[Figure dataset records]
•••
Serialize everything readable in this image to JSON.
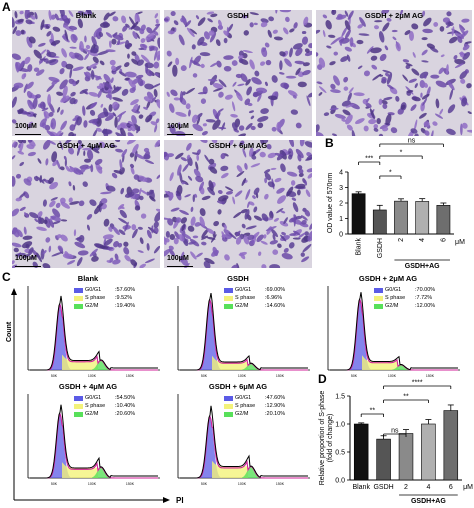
{
  "panel_letters": [
    "A",
    "B",
    "C",
    "D"
  ],
  "panel_a": {
    "images": [
      {
        "title": "Blank",
        "scale": "100μM"
      },
      {
        "title": "GSDH",
        "scale": "100μM"
      },
      {
        "title": "GSDH + 2μM AG",
        "scale": ""
      },
      {
        "title": "GSDH + 4μM AG",
        "scale": "100μM"
      },
      {
        "title": "GSDH + 6μM AG",
        "scale": "100μM"
      }
    ]
  },
  "panel_c": {
    "legend_labels": [
      "G0/G1",
      "S phase",
      "G2/M"
    ],
    "legend_colors": [
      "#5b5be6",
      "#f3f27a",
      "#58e05a"
    ],
    "plots": [
      {
        "title": "Blank",
        "g0g1": ":57.60%",
        "s": ":9.52%",
        "g2m": ":19.40%"
      },
      {
        "title": "GSDH",
        "g0g1": ":69.00%",
        "s": ":6.96%",
        "g2m": ":14.60%"
      },
      {
        "title": "GSDH + 2μM AG",
        "g0g1": ":70.00%",
        "s": ":7.72%",
        "g2m": ":12.00%"
      },
      {
        "title": "GSDH + 4μM AG",
        "g0g1": ":54.50%",
        "s": ":10.40%",
        "g2m": ":20.60%"
      },
      {
        "title": "GSDH + 6μM AG",
        "g0g1": ":47.60%",
        "s": ":12.90%",
        "g2m": ":20.10%"
      }
    ],
    "xlabel": "PI",
    "ylabel": "Count"
  },
  "chart_data": [
    {
      "type": "bar",
      "panel": "B",
      "categories": [
        "Blank",
        "GSDH",
        "2",
        "4",
        "6"
      ],
      "values": [
        2.6,
        1.55,
        2.12,
        2.1,
        1.85
      ],
      "errors": [
        0.12,
        0.3,
        0.15,
        0.18,
        0.15
      ],
      "colors": [
        "#111111",
        "#555555",
        "#8a8a8a",
        "#b0b0b0",
        "#6e6e6e"
      ],
      "ylabel": "OD value of 570nm",
      "ylim": [
        0,
        4
      ],
      "yticks": [
        "0",
        "1",
        "2",
        "3",
        "4"
      ],
      "unit_label": "μM",
      "group_label": "GSDH+AG",
      "significance": [
        "***",
        "*",
        "*",
        "ns"
      ]
    },
    {
      "type": "bar",
      "panel": "D",
      "categories": [
        "Blank",
        "GSDH",
        "2",
        "4",
        "6"
      ],
      "values": [
        1.0,
        0.73,
        0.83,
        1.0,
        1.24
      ],
      "errors": [
        0.02,
        0.06,
        0.07,
        0.08,
        0.1
      ],
      "colors": [
        "#111111",
        "#555555",
        "#8a8a8a",
        "#b0b0b0",
        "#6e6e6e"
      ],
      "ylabel": "Relative proportion of S-phase (fold of change)",
      "ylim": [
        0,
        1.5
      ],
      "yticks": [
        "0.0",
        "0.5",
        "1.0",
        "1.5"
      ],
      "unit_label": "μM",
      "group_label": "GSDH+AG",
      "significance": [
        "**",
        "ns",
        "**",
        "****"
      ]
    }
  ]
}
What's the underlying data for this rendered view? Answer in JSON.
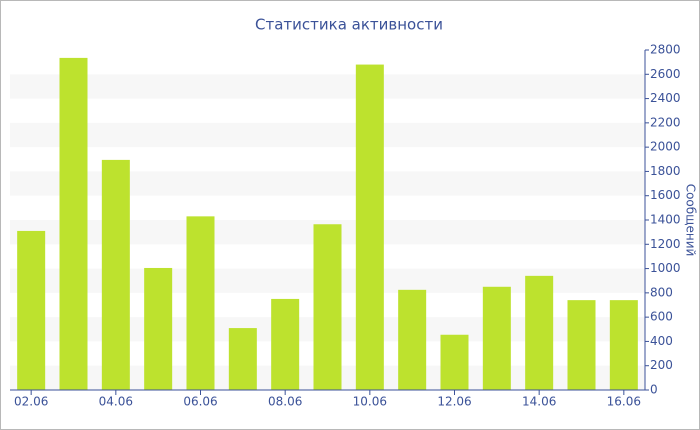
{
  "chart_data": {
    "type": "bar",
    "title": "Статистика активности",
    "y_label": "Сообщений",
    "categories": [
      "02.06",
      null,
      "04.06",
      null,
      "06.06",
      null,
      "08.06",
      null,
      "10.06",
      null,
      "12.06",
      null,
      "14.06",
      null,
      "16.06"
    ],
    "values": [
      1310,
      2735,
      1895,
      1005,
      1430,
      510,
      750,
      1365,
      2680,
      825,
      455,
      850,
      940,
      740,
      740
    ],
    "color": "#bde22e",
    "ylim": [
      0,
      2800
    ],
    "yticks": [
      0,
      200,
      400,
      600,
      800,
      1000,
      1200,
      1400,
      1600,
      1800,
      2000,
      2200,
      2400,
      2600,
      2800
    ],
    "grid": true
  }
}
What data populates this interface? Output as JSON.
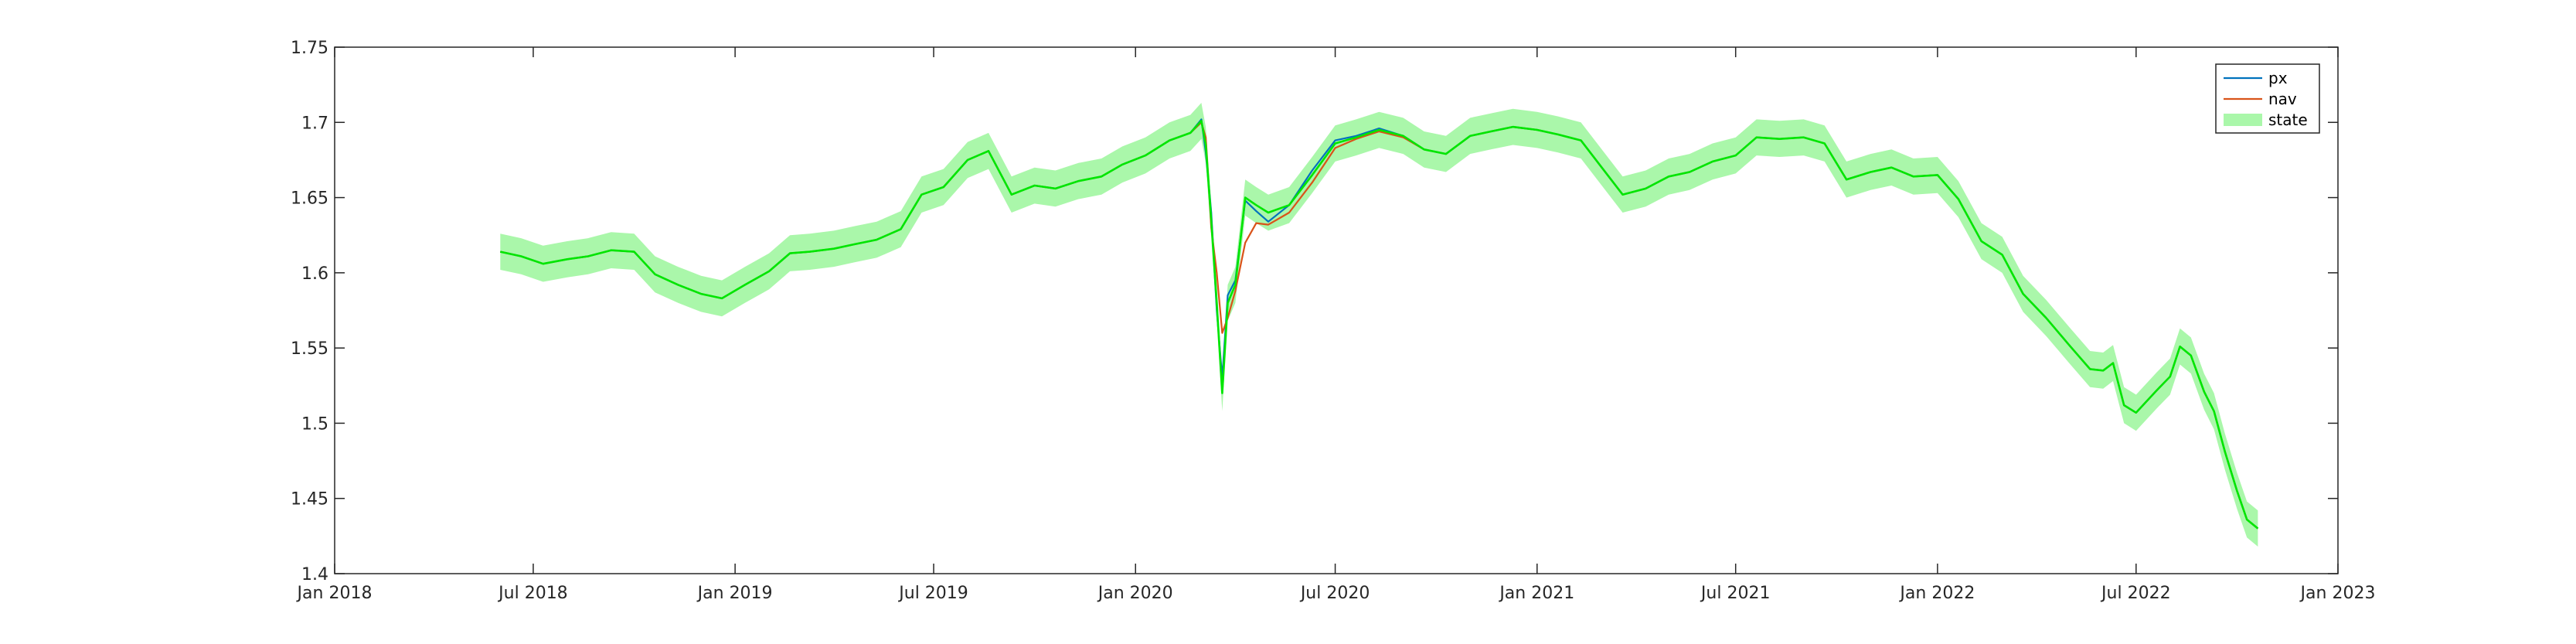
{
  "chart_data": {
    "type": "line",
    "title": "",
    "xlabel": "",
    "ylabel": "",
    "xlim": [
      "2018-01-01",
      "2023-01-01"
    ],
    "ylim": [
      1.4,
      1.75
    ],
    "x_ticks": [
      "2018-01-01",
      "2018-07-01",
      "2019-01-01",
      "2019-07-01",
      "2020-01-01",
      "2020-07-01",
      "2021-01-01",
      "2021-07-01",
      "2022-01-01",
      "2022-07-01",
      "2023-01-01"
    ],
    "x_tick_labels": [
      "Jan 2018",
      "Jul 2018",
      "Jan 2019",
      "Jul 2019",
      "Jan 2020",
      "Jul 2020",
      "Jan 2021",
      "Jul 2021",
      "Jan 2022",
      "Jul 2022",
      "Jan 2023"
    ],
    "y_ticks": [
      1.4,
      1.45,
      1.5,
      1.55,
      1.6,
      1.65,
      1.7,
      1.75
    ],
    "y_tick_labels": [
      "1.4",
      "1.45",
      "1.5",
      "1.55",
      "1.6",
      "1.65",
      "1.7",
      "1.75"
    ],
    "grid": false,
    "legend": {
      "placement": "top-right",
      "entries": [
        "px",
        "nav",
        "state"
      ]
    },
    "colors": {
      "px": "#0072BD",
      "nav": "#D95319",
      "state_line": "#00E600",
      "state_band": "#AAF7AA",
      "axis": "#262626"
    },
    "x": [
      "2018-06-01",
      "2018-06-20",
      "2018-07-10",
      "2018-08-01",
      "2018-08-20",
      "2018-09-10",
      "2018-10-01",
      "2018-10-20",
      "2018-11-10",
      "2018-12-01",
      "2018-12-20",
      "2019-01-10",
      "2019-02-01",
      "2019-02-20",
      "2019-03-10",
      "2019-04-01",
      "2019-04-20",
      "2019-05-10",
      "2019-06-01",
      "2019-06-20",
      "2019-07-10",
      "2019-08-01",
      "2019-08-20",
      "2019-09-10",
      "2019-10-01",
      "2019-10-20",
      "2019-11-10",
      "2019-12-01",
      "2019-12-20",
      "2020-01-10",
      "2020-02-01",
      "2020-02-20",
      "2020-03-01",
      "2020-03-05",
      "2020-03-10",
      "2020-03-15",
      "2020-03-20",
      "2020-03-25",
      "2020-04-01",
      "2020-04-10",
      "2020-04-20",
      "2020-05-01",
      "2020-05-20",
      "2020-06-10",
      "2020-07-01",
      "2020-07-20",
      "2020-08-10",
      "2020-09-01",
      "2020-09-20",
      "2020-10-10",
      "2020-11-01",
      "2020-11-20",
      "2020-12-10",
      "2021-01-01",
      "2021-01-20",
      "2021-02-10",
      "2021-03-01",
      "2021-03-20",
      "2021-04-10",
      "2021-05-01",
      "2021-05-20",
      "2021-06-10",
      "2021-07-01",
      "2021-07-20",
      "2021-08-10",
      "2021-09-01",
      "2021-09-20",
      "2021-10-10",
      "2021-11-01",
      "2021-11-20",
      "2021-12-10",
      "2022-01-01",
      "2022-01-20",
      "2022-02-10",
      "2022-03-01",
      "2022-03-20",
      "2022-04-10",
      "2022-05-01",
      "2022-05-20",
      "2022-06-01",
      "2022-06-10",
      "2022-06-20",
      "2022-07-01",
      "2022-07-20",
      "2022-08-01",
      "2022-08-10",
      "2022-08-20",
      "2022-09-01",
      "2022-09-10",
      "2022-09-20",
      "2022-10-01",
      "2022-10-10",
      "2022-10-20"
    ],
    "series": [
      {
        "name": "px",
        "values": [
          1.614,
          1.611,
          1.606,
          1.609,
          1.611,
          1.615,
          1.614,
          1.599,
          1.592,
          1.586,
          1.583,
          1.592,
          1.601,
          1.613,
          1.614,
          1.616,
          1.619,
          1.622,
          1.629,
          1.652,
          1.657,
          1.675,
          1.681,
          1.652,
          1.658,
          1.656,
          1.661,
          1.664,
          1.672,
          1.678,
          1.688,
          1.693,
          1.702,
          1.68,
          1.64,
          1.575,
          1.53,
          1.585,
          1.595,
          1.648,
          1.641,
          1.634,
          1.645,
          1.668,
          1.688,
          1.691,
          1.696,
          1.691,
          1.682,
          1.679,
          1.691,
          1.694,
          1.697,
          1.695,
          1.692,
          1.688,
          1.67,
          1.652,
          1.656,
          1.664,
          1.667,
          1.674,
          1.678,
          1.69,
          1.689,
          1.69,
          1.686,
          1.662,
          1.667,
          1.67,
          1.664,
          1.665,
          1.649,
          1.621,
          1.612,
          1.586,
          1.57,
          1.552,
          1.536,
          1.535,
          1.54,
          1.512,
          1.507,
          1.522,
          1.531,
          1.551,
          1.545,
          1.521,
          1.508,
          1.481,
          1.455,
          1.436,
          1.43
        ]
      },
      {
        "name": "nav",
        "values": [
          1.614,
          1.611,
          1.606,
          1.609,
          1.611,
          1.615,
          1.614,
          1.599,
          1.592,
          1.586,
          1.583,
          1.592,
          1.601,
          1.613,
          1.614,
          1.616,
          1.619,
          1.622,
          1.629,
          1.652,
          1.657,
          1.675,
          1.681,
          1.652,
          1.658,
          1.656,
          1.661,
          1.664,
          1.672,
          1.678,
          1.688,
          1.693,
          1.7,
          1.69,
          1.63,
          1.6,
          1.56,
          1.57,
          1.588,
          1.62,
          1.633,
          1.632,
          1.64,
          1.66,
          1.683,
          1.689,
          1.694,
          1.69,
          1.682,
          1.679,
          1.691,
          1.694,
          1.697,
          1.695,
          1.692,
          1.688,
          1.67,
          1.652,
          1.656,
          1.664,
          1.667,
          1.674,
          1.678,
          1.69,
          1.689,
          1.69,
          1.686,
          1.662,
          1.667,
          1.67,
          1.664,
          1.665,
          1.649,
          1.621,
          1.612,
          1.586,
          1.57,
          1.552,
          1.536,
          1.535,
          1.54,
          1.512,
          1.507,
          1.522,
          1.531,
          1.551,
          1.545,
          1.521,
          1.508,
          1.481,
          1.455,
          1.436,
          1.43
        ]
      },
      {
        "name": "state",
        "values": [
          1.614,
          1.611,
          1.606,
          1.609,
          1.611,
          1.615,
          1.614,
          1.599,
          1.592,
          1.586,
          1.583,
          1.592,
          1.601,
          1.613,
          1.614,
          1.616,
          1.619,
          1.622,
          1.629,
          1.652,
          1.657,
          1.675,
          1.681,
          1.652,
          1.658,
          1.656,
          1.661,
          1.664,
          1.672,
          1.678,
          1.688,
          1.693,
          1.701,
          1.685,
          1.635,
          1.58,
          1.52,
          1.58,
          1.592,
          1.65,
          1.645,
          1.64,
          1.645,
          1.665,
          1.686,
          1.69,
          1.695,
          1.691,
          1.682,
          1.679,
          1.691,
          1.694,
          1.697,
          1.695,
          1.692,
          1.688,
          1.67,
          1.652,
          1.656,
          1.664,
          1.667,
          1.674,
          1.678,
          1.69,
          1.689,
          1.69,
          1.686,
          1.662,
          1.667,
          1.67,
          1.664,
          1.665,
          1.649,
          1.621,
          1.612,
          1.586,
          1.57,
          1.552,
          1.536,
          1.535,
          1.54,
          1.512,
          1.507,
          1.522,
          1.531,
          1.551,
          1.545,
          1.521,
          1.508,
          1.481,
          1.455,
          1.436,
          1.43
        ],
        "band_halfwidth": 0.012
      }
    ]
  }
}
•••
Extract all lines containing the word "ylabel".

▶ _Solution for this exercise_
    "ylabel": "Count"
      "ylabel": "OD value of 570nm",
      "ylabel": "Relative proportion of S-phase (fold of change)",
    "ylabel": "",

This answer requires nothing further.